__TO BE DONE__.
Please copy the forum text about Flying Officer Lloyd Trigg word for word, from its first line to its last.

__PROVIDED TEXT__.
Schamong's fuel-short boat was returning to base when Trigg found 
her, creeping along the West African coast. 

Flying Officer Lloyd Allan Trigg, born at Houhora, Northland, in May 
1914, was about four years older than Schamong. He farmed, then 
became a salesman before enlisting in June 1941. 

Trigg trained in Canada and after reaching England was posted to 200 
Squadron in West Africa flying Hudsons. 

He did about 50 operations – shipping reconnaissance, convoy patrols, 
anti-submarine flights – on the twin-engined aircraft before flying 
to the US in May 1943 for a conversion course to fly Liberators, much 
bigger four-engined American bombers. 

The New Zealander died not knowing he had already been awarded the 
Distinguished Flying Cross (DFC) for two determined attacks on U-
Boats in March 1943. Notification had not reached his squadron before 
his death. 

Four of the other seven airmen killed with him were New Zealanders – 
Ivan Marinovich (navigator), 26, from Auckland, Arthur Bennett 
(wireless operator), 29, Lower Hutt, Lawrence Frost (gunner), 22, 
Auckland, and Terry Soper (gunner), 21, Takaka. 

Marinovich and Bennett were in Trigg's original Hudson crew and 
together the five hugely experienced New Zealanders collectively 
totalled more than 250 ops. Frost had done no fewer than 65. Two 
Britons and a Canadian made up the rest of the crew. All eight are 
commemorated on the Malta Memorial to the air war dead. 

The final two sentences of Trigg's citation declare that the 
Liberator captain's exploit stood out in the Battle of the Atlantic 
as an "epic of grim determination and high courage. His was the path 
of duty that leads to glory". 

The same could be said too of all his crew.


----------



## timshatz (Apr 18, 2007)

Wow. Amazing.


----------



## comiso90 (Apr 18, 2007)

Now find the Avenger pilot who was scared off!


.... good post thanks


----------



## Gnomey (Apr 18, 2007)

Very interesting post.


----------



## Wildcat (Apr 19, 2007)

Great story.


----------



## DerAdlerIstGelandet (Apr 19, 2007)

Very interesting.

 to both of them.


----------

__EXTRACTED RECORDS__.
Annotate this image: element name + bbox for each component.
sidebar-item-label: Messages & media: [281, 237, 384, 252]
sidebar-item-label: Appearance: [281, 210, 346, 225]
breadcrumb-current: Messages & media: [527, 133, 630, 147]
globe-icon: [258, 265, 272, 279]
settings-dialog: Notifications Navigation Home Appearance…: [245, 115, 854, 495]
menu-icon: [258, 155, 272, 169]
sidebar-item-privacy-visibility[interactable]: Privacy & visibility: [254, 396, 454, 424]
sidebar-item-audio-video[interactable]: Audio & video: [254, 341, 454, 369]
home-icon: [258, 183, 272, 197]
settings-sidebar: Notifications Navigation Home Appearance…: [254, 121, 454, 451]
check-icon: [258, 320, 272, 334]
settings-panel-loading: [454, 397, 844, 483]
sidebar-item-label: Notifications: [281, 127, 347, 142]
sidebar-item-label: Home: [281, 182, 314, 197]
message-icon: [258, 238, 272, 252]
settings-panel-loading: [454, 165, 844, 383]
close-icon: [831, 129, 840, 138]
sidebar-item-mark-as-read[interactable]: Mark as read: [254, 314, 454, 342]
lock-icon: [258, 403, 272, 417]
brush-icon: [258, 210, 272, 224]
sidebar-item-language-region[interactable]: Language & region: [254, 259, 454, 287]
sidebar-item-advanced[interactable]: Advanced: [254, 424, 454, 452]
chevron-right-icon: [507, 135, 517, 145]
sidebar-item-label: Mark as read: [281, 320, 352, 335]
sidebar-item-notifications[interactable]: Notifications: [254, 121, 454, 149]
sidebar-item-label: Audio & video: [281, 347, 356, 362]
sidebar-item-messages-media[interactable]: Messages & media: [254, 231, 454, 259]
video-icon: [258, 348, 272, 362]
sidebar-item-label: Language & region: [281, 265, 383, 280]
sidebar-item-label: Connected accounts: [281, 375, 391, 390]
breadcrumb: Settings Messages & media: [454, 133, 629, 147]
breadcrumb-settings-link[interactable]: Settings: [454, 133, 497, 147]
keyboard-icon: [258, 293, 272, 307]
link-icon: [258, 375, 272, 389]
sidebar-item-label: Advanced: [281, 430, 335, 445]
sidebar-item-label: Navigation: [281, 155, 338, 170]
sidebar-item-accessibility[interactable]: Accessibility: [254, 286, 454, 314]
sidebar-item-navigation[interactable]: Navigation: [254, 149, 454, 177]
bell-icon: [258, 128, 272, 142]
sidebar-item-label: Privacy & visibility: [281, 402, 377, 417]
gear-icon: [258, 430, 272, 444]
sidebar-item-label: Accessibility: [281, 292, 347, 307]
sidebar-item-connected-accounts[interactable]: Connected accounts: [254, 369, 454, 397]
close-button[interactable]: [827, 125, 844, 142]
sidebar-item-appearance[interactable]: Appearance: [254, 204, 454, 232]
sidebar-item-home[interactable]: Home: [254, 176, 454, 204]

__SOLUTION TO THIS EXERCISE__.
Schamong's fuel-short boat was returning to base when Trigg found 
her, creeping along the West African coast. 

Flying Officer Lloyd Allan Trigg, born at Houhora, Northland, in May 
1914, was about four years older than Schamong. He farmed, then 
became a salesman before enlisting in June 1941. 

Trigg trained in Canada and after reaching England was posted to 200 
Squadron in West Africa flying Hudsons. 

He did about 50 operations – shipping reconnaissance, convoy patrols, 
anti-submarine flights – on the twin-engined aircraft before flying 
to the US in May 1943 for a conversion course to fly Liberators, much 
bigger four-engined American bombers. 

The New Zealander died not knowing he had already been awarded the 
Distinguished Flying Cross (DFC) for two determined attacks on U-
Boats in March 1943. Notification had not reached his squadron before 
his death. 

Four of the other seven airmen killed with him were New Zealanders – 
Ivan Marinovich (navigator), 26, from Auckland, Arthur Bennett 
(wireless operator), 29, Lower Hutt, Lawrence Frost (gunner), 22, 
Auckland, and Terry Soper (gunner), 21, Takaka. 

Marinovich and Bennett were in Trigg's original Hudson crew and 
together the five hugely experienced New Zealanders collectively 
totalled more than 250 ops. Frost had done no fewer than 65. Two 
Britons and a Canadian made up the rest of the crew. All eight are 
commemorated on the Malta Memorial to the air war dead. 

The final two sentences of Trigg's citation declare that the 
Liberator captain's exploit stood out in the Battle of the Atlantic 
as an "epic of grim determination and high courage. His was the path 
of duty that leads to glory". 

The same could be said too of all his crew.


----------



## timshatz (Apr 18, 2007)

Wow. Amazing.


----------



## comiso90 (Apr 18, 2007)

Now find the Avenger pilot who was scared off!


.... good post thanks


----------



## Gnomey (Apr 18, 2007)

Very interesting post.


----------



## Wildcat (Apr 19, 2007)

Great story.


----------



## DerAdlerIstGelandet (Apr 19, 2007)

Very interesting.

 to both of them.


----------